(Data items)

═══

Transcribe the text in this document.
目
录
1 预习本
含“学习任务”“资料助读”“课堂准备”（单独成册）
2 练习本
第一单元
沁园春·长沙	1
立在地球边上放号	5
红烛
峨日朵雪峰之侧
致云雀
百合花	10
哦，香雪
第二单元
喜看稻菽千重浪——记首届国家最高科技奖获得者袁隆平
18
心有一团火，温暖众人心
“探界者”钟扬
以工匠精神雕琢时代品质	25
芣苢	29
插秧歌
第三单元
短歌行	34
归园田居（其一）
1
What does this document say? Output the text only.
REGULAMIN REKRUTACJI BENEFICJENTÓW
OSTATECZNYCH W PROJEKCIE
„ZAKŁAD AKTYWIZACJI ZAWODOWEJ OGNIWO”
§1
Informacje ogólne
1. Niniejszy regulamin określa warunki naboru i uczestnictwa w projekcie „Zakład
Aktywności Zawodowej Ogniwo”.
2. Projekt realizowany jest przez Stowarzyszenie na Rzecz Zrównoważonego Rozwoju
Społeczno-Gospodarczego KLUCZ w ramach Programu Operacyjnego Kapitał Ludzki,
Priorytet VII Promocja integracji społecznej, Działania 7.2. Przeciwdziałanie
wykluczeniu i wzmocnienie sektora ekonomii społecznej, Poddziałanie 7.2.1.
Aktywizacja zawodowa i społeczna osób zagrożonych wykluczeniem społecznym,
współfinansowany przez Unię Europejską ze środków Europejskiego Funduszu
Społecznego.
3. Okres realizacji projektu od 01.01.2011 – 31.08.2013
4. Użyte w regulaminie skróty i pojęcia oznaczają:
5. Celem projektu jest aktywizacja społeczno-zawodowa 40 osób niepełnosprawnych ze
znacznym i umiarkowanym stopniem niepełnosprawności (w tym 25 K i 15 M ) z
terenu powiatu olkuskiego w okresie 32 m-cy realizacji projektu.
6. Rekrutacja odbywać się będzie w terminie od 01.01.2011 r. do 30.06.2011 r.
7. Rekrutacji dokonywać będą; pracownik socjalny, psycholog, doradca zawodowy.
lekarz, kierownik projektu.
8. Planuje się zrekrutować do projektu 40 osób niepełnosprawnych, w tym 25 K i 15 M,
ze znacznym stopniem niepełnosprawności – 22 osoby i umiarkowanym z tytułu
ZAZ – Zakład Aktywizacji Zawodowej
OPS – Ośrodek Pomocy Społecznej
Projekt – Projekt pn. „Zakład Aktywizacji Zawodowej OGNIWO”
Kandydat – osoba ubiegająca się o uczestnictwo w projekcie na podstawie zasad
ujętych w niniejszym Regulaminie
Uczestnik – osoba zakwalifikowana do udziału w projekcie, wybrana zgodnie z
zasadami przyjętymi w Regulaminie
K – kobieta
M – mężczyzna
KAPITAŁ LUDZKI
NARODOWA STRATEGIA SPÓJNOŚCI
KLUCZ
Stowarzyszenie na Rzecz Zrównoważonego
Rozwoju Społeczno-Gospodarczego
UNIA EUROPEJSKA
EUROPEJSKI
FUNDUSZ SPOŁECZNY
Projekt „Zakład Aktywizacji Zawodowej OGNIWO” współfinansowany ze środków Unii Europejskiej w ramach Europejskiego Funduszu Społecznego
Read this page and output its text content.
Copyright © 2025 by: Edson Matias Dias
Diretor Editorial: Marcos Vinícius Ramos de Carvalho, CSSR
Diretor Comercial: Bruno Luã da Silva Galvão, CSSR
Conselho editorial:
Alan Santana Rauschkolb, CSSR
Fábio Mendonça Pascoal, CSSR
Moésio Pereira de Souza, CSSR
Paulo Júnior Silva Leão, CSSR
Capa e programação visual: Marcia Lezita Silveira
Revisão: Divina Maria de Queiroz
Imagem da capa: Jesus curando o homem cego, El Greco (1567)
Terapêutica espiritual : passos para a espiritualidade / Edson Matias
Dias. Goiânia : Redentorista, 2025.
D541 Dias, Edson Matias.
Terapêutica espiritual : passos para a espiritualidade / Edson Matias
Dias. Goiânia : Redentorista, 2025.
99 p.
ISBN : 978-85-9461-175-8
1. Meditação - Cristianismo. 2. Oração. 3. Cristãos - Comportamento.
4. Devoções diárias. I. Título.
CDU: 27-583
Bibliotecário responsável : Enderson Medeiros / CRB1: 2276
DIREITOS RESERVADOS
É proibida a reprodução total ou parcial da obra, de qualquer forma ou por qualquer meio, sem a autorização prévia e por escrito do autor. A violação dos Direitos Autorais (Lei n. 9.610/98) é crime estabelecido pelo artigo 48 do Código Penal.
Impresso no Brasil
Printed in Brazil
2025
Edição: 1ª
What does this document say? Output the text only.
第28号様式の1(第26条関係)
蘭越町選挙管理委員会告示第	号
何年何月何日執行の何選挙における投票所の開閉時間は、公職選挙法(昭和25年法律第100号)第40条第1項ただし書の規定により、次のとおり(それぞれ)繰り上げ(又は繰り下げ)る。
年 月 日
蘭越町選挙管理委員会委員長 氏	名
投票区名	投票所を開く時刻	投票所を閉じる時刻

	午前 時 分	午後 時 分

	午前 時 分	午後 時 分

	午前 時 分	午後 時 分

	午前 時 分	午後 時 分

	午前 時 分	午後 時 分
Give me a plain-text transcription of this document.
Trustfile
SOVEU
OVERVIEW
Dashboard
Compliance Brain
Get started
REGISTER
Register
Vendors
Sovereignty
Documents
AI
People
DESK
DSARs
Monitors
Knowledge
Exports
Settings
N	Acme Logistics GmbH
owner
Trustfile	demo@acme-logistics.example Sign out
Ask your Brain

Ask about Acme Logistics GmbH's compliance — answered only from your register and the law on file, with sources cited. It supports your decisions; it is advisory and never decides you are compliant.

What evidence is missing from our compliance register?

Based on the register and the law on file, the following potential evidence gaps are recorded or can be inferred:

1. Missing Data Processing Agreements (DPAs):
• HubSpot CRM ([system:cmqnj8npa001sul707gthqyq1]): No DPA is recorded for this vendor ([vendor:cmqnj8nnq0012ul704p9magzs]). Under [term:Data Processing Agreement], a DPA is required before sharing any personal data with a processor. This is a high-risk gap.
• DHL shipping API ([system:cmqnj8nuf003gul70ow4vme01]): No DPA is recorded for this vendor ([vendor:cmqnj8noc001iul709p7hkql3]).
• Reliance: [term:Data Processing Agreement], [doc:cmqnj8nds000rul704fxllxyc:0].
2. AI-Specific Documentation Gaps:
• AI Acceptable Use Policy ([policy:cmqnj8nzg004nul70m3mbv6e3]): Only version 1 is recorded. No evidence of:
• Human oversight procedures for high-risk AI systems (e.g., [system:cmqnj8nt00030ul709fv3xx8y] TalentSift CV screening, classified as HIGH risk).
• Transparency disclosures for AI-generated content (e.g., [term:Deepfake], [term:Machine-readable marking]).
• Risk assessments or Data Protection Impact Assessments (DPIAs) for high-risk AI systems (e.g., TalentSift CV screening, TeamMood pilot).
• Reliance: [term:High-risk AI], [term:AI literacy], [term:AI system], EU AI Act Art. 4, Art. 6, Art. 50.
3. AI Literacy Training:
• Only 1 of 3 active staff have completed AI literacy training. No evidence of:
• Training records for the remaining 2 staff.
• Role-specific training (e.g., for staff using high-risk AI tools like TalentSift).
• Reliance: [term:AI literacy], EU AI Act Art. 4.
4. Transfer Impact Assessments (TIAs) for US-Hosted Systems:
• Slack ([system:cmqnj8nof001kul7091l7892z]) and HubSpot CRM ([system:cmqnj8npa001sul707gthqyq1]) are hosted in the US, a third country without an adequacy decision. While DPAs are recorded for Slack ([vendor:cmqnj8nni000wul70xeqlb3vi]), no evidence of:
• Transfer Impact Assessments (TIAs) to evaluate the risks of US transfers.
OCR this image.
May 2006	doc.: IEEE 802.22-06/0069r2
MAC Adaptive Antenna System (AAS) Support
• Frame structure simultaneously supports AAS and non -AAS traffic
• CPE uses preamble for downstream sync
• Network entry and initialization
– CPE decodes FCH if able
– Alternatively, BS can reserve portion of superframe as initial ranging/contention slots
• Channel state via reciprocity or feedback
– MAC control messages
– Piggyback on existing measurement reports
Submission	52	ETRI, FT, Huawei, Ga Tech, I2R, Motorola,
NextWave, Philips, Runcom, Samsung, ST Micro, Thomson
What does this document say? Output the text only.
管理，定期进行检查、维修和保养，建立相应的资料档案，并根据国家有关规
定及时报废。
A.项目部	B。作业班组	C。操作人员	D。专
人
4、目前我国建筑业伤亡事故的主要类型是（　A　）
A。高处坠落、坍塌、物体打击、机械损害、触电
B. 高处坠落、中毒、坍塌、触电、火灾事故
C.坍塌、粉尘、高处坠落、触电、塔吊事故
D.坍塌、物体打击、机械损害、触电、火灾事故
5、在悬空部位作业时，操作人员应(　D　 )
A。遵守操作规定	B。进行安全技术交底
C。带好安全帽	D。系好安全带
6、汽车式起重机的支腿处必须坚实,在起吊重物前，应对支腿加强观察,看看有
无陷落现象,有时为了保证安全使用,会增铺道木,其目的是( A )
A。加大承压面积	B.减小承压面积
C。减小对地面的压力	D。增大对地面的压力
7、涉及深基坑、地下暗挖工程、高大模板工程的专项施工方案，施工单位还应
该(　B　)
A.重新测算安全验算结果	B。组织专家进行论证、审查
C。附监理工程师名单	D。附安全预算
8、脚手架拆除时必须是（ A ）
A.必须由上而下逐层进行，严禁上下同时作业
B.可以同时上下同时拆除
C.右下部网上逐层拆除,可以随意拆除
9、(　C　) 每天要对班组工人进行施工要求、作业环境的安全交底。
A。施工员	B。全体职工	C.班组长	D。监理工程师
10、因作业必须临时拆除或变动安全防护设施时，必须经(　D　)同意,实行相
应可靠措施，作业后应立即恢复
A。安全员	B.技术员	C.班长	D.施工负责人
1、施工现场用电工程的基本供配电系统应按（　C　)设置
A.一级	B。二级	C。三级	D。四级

═══

▶ [What is asked]
Locate all lines that include the word "Diretor" and copy them out.

▶ [Right answer]
Diretor Editorial: Marcos Vinícius Ramos de Carvalho, CSSR
Diretor Comercial: Bruno Luã da Silva Galvão, CSSR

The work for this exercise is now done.